待读文本 =
__________________________________________________
文献类型：期刊文献

英文题名：Constitutive Modeling of A286 Superalloy: Comparison of Improved Khan-Huang-Liang, Improved Johnson-Cook, and Genetic Algorithm-Backpropagation Artificial Neural Network Models

作者：Tao, Liang Feng, Zhiguo Jiang, Yulian Mo, Ningning Lu, Rengang

第一作者：Tao, Liang;陶亮

通信作者：Feng, ZG[1];Feng, ZG[2]

机构：[1]Guizhou Univ, Sch Mech Engn, Guiyang 550025, Peoples R China;[2]Guizhou Inst Technol, Sch Mech Engn, Guiyang 550003, Peoples R China;[3]Guizhou Univ, Key Lab Special Equipment & Mfg Technol, Guiyang 550025, Peoples R China

第一机构：Guizhou Univ, Sch Mech Engn, Guiyang 550025, Peoples R China

通信机构：corresponding author), Guizhou Univ, Sch Mech Engn, Guiyang 550025, Peoples R China;corresponding author), Guizhou Univ, Key Lab Special Equipment & Mfg Technol, Guiyang 550025, Peoples R China.
__________________________________________________
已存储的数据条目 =
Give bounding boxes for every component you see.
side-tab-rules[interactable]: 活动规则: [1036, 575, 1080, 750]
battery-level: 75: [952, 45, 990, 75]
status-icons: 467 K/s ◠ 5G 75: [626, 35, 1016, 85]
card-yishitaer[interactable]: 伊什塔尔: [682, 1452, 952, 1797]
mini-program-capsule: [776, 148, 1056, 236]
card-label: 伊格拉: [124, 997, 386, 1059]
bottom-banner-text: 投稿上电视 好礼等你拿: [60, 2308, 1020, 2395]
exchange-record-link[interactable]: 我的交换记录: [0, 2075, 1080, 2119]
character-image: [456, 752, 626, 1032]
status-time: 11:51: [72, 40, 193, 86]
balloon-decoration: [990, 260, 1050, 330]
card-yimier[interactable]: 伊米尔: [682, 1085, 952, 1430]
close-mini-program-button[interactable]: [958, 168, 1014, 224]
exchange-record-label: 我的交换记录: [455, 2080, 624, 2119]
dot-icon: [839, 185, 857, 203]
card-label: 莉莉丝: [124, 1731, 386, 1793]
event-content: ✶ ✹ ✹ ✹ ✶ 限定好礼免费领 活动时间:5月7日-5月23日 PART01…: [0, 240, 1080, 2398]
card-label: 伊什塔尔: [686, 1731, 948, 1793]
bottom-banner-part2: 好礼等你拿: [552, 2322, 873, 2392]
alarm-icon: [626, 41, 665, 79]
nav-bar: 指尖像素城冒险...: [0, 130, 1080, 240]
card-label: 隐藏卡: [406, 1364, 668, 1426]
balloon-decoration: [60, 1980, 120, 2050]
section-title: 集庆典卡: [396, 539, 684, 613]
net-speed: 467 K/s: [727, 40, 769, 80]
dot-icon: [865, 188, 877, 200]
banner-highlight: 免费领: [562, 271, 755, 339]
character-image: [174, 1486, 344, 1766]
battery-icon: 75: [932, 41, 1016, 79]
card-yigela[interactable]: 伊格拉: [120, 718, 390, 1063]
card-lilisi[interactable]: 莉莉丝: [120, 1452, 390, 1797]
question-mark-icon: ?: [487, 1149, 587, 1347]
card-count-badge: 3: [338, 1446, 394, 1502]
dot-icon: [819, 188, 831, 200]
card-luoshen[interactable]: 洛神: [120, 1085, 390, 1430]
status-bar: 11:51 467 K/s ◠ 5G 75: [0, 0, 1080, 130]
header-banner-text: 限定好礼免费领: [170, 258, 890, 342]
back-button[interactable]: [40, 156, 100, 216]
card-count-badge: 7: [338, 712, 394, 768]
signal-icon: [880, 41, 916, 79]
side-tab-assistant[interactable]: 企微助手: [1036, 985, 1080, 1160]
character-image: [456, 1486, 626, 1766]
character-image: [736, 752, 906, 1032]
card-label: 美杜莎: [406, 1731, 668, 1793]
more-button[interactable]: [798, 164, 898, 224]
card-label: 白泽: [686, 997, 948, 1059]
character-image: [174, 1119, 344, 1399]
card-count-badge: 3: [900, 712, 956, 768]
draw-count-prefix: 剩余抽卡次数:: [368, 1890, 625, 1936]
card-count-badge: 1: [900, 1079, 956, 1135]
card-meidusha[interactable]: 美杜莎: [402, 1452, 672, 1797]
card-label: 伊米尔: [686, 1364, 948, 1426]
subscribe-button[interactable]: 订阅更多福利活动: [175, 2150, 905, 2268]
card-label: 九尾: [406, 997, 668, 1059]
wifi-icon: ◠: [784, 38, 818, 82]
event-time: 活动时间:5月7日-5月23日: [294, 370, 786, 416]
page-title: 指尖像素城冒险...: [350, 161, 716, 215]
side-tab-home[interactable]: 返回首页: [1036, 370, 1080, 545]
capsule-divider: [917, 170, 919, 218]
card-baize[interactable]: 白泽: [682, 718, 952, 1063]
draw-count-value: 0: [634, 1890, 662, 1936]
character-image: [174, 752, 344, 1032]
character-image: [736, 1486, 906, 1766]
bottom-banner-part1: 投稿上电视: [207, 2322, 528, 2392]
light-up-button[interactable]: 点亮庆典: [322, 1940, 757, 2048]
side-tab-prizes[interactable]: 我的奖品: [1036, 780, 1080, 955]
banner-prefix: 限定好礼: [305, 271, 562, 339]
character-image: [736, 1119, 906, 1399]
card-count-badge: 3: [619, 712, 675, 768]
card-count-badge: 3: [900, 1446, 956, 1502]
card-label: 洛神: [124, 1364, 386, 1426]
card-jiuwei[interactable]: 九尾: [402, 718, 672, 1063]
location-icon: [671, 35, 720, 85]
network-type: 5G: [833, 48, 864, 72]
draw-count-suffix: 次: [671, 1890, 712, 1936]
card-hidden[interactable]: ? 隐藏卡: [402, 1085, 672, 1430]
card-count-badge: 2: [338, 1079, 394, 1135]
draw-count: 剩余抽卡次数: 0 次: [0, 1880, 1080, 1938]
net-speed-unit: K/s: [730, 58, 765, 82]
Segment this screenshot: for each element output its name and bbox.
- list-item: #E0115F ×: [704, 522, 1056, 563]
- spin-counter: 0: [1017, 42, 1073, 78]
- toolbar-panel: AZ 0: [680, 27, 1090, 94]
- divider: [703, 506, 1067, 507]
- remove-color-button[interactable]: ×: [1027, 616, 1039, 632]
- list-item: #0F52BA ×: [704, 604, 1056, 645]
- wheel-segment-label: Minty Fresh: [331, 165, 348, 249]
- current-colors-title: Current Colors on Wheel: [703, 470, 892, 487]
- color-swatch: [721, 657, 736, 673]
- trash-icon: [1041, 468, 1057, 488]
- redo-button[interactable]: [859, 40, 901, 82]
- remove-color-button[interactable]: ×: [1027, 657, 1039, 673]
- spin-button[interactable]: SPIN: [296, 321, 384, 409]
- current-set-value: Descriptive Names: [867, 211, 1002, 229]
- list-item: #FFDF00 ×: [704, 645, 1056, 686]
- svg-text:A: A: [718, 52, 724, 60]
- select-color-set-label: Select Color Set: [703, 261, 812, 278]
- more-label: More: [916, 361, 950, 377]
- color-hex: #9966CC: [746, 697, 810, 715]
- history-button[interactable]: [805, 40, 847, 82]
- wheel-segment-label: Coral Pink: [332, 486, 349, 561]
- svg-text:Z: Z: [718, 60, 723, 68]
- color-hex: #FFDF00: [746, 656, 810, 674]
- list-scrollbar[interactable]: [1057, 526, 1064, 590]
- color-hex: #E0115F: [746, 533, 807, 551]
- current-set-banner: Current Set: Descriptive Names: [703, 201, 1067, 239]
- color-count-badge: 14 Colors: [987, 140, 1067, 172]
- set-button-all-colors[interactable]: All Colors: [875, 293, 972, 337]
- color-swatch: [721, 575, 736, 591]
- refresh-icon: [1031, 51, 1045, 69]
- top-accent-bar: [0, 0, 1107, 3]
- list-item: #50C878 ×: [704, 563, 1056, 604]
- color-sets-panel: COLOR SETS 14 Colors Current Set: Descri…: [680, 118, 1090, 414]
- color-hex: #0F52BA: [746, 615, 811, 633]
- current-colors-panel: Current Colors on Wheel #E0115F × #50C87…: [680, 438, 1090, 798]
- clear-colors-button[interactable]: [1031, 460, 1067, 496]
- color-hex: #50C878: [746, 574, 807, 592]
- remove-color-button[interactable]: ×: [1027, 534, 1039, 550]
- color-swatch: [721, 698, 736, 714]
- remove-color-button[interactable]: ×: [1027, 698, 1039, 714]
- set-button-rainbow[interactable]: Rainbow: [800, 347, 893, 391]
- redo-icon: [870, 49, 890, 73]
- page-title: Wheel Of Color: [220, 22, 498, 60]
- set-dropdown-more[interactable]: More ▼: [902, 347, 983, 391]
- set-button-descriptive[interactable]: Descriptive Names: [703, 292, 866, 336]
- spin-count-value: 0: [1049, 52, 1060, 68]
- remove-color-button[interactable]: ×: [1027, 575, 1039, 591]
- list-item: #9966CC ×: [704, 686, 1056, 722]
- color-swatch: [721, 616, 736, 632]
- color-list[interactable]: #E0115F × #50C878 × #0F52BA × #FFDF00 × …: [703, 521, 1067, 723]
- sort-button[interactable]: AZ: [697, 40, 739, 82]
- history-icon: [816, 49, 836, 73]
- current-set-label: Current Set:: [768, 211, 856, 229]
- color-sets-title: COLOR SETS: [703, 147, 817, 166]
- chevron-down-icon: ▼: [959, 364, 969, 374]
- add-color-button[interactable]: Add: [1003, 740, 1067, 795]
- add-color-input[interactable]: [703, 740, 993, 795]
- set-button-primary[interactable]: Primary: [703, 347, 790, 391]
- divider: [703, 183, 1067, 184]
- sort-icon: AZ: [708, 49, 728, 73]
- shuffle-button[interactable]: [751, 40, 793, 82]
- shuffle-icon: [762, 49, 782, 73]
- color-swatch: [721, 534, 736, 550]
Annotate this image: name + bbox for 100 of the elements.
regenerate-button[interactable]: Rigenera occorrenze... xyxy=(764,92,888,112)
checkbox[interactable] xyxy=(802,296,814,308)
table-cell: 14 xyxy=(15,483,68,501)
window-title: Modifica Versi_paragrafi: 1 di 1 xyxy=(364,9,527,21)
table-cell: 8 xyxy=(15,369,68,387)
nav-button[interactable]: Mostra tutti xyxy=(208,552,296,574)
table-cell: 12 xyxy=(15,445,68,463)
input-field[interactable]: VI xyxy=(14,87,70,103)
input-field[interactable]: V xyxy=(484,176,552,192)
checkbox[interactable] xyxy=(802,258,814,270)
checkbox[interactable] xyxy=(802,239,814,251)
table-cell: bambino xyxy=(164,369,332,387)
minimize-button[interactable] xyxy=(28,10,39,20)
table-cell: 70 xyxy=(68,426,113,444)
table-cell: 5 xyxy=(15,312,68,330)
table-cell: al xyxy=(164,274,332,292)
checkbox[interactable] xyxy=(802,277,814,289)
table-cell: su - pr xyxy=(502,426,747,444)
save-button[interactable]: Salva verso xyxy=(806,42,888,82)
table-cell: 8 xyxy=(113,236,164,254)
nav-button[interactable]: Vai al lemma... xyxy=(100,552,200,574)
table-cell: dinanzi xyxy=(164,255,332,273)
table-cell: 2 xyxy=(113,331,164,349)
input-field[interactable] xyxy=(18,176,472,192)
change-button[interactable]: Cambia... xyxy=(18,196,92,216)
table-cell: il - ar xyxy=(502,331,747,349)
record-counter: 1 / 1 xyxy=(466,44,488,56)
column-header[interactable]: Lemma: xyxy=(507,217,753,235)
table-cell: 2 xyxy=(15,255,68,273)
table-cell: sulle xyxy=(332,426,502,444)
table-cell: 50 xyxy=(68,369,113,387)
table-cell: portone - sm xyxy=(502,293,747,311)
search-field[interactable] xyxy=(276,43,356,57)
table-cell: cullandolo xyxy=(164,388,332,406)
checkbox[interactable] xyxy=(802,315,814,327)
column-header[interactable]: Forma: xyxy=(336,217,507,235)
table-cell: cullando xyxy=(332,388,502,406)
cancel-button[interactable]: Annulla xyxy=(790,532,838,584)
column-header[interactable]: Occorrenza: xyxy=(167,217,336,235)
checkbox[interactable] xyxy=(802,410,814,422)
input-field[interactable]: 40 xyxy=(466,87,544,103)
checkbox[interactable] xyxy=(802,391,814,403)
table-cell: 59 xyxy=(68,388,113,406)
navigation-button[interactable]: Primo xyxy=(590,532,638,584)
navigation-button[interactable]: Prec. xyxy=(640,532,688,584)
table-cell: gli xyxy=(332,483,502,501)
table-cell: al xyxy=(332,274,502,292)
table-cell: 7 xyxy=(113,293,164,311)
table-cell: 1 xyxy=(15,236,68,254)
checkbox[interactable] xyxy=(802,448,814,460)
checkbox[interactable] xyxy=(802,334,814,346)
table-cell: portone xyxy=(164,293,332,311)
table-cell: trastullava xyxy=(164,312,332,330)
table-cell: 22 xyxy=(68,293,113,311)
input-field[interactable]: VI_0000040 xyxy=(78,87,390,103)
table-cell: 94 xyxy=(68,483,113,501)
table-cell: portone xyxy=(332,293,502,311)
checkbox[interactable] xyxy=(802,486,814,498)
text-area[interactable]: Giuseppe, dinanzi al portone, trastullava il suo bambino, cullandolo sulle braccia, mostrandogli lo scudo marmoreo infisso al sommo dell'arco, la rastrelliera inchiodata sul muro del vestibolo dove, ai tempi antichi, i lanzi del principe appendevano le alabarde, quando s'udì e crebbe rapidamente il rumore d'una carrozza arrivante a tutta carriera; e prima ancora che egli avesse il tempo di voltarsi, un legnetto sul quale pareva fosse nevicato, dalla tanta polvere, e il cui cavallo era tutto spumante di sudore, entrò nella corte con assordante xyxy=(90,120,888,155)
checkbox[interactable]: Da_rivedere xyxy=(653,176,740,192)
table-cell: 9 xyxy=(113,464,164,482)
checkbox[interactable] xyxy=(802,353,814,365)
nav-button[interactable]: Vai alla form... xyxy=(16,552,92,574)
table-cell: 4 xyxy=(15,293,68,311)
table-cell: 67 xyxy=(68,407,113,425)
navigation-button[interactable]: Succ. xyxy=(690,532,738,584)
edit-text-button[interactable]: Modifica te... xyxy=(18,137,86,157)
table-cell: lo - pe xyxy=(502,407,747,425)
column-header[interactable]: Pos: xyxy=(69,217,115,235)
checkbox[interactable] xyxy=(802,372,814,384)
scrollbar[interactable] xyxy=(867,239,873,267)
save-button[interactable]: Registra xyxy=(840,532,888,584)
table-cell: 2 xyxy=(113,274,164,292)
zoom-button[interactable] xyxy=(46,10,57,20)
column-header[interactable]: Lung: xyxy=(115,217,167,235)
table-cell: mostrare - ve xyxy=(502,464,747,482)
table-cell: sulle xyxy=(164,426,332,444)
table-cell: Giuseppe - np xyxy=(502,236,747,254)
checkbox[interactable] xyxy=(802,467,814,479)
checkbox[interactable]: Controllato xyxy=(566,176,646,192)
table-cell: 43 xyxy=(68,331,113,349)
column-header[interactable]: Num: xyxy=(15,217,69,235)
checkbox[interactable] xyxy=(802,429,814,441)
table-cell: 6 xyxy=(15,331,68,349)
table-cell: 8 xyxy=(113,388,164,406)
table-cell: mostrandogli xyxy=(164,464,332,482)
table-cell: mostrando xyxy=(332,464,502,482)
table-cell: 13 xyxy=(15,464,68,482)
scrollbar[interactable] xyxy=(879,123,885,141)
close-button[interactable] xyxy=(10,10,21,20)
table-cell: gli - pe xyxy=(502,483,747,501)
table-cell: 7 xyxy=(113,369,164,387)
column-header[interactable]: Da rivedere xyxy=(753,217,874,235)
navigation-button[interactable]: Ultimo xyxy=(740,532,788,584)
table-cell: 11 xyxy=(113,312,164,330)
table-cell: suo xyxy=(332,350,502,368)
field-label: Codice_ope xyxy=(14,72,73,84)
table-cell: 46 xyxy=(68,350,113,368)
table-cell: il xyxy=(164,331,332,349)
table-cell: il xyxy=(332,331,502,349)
__________________________________________________
任务说明 =
将上面关于A286高温合金本构建模的文献著录逐字完整重抄一遍。 这些数据行是单独的材料，与文献著录无关。

你的回答 =
文献类型：期刊文献

英文题名：Constitutive Modeling of A286 Superalloy: Comparison of Improved Khan-Huang-Liang, Improved Johnson-Cook, and Genetic Algorithm-Backpropagation Artificial Neural Network Models

作者：Tao, Liang Feng, Zhiguo Jiang, Yulian Mo, Ningning Lu, Rengang

第一作者：Tao, Liang;陶亮

通信作者：Feng, ZG[1];Feng, ZG[2]

机构：[1]Guizhou Univ, Sch Mech Engn, Guiyang 550025, Peoples R China;[2]Guizhou Inst Technol, Sch Mech Engn, Guiyang 550003, Peoples R China;[3]Guizhou Univ, Key Lab Special Equipment & Mfg Technol, Guiyang 550025, Peoples R China

第一机构：Guizhou Univ, Sch Mech Engn, Guiyang 550025, Peoples R China

通信机构：corresponding author), Guizhou Univ, Sch Mech Engn, Guiyang 550025, Peoples R China;corresponding author), Guizhou Univ, Key Lab Special Equipment & Mfg Technol, Guiyang 550025, Peoples R China.